**EXERCISE AIM:** Please write out the stored items below again, swapping every "interactable" for "clickable" and keeping everything else the same.

(Stored items)

----------------

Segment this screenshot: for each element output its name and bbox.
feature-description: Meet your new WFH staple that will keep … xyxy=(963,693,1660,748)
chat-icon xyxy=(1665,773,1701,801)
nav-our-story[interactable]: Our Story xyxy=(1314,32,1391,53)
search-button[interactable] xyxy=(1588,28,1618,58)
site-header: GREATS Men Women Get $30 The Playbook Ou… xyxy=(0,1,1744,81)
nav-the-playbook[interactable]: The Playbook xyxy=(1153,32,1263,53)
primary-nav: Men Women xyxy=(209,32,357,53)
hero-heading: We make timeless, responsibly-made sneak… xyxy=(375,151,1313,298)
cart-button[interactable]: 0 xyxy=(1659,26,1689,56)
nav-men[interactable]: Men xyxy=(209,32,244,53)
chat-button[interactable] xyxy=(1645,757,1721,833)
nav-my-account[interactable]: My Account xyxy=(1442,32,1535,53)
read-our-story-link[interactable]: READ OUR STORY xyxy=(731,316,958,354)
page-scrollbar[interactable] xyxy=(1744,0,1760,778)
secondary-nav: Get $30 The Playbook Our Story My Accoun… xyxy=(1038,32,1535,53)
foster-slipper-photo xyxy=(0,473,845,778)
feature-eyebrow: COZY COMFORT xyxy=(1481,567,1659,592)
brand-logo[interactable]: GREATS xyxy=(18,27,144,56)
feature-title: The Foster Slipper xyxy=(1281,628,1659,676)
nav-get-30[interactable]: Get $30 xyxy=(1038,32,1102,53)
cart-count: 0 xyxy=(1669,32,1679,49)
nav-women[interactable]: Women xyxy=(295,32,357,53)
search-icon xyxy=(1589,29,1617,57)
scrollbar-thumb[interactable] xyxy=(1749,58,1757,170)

----------------

**FINISHED EXERCISE:**
Segment this screenshot: for each element output its name and bbox.
feature-description: Meet your new WFH staple that will keep … xyxy=(963,693,1660,748)
chat-icon xyxy=(1665,773,1701,801)
nav-our-story[clickable]: Our Story xyxy=(1314,32,1391,53)
search-button[clickable] xyxy=(1588,28,1618,58)
site-header: GREATS Men Women Get $30 The Playbook Ou… xyxy=(0,1,1744,81)
nav-the-playbook[clickable]: The Playbook xyxy=(1153,32,1263,53)
primary-nav: Men Women xyxy=(209,32,357,53)
hero-heading: We make timeless, responsibly-made sneak… xyxy=(375,151,1313,298)
cart-button[clickable]: 0 xyxy=(1659,26,1689,56)
nav-men[clickable]: Men xyxy=(209,32,244,53)
chat-button[clickable] xyxy=(1645,757,1721,833)
nav-my-account[clickable]: My Account xyxy=(1442,32,1535,53)
read-our-story-link[clickable]: READ OUR STORY xyxy=(731,316,958,354)
page-scrollbar[clickable] xyxy=(1744,0,1760,778)
secondary-nav: Get $30 The Playbook Our Story My Accoun… xyxy=(1038,32,1535,53)
foster-slipper-photo xyxy=(0,473,845,778)
feature-eyebrow: COZY COMFORT xyxy=(1481,567,1659,592)
brand-logo[clickable]: GREATS xyxy=(18,27,144,56)
feature-title: The Foster Slipper xyxy=(1281,628,1659,676)
nav-get-30[clickable]: Get $30 xyxy=(1038,32,1102,53)
cart-count: 0 xyxy=(1669,32,1679,49)
nav-women[clickable]: Women xyxy=(295,32,357,53)
search-icon xyxy=(1589,29,1617,57)
scrollbar-thumb[clickable] xyxy=(1749,58,1757,170)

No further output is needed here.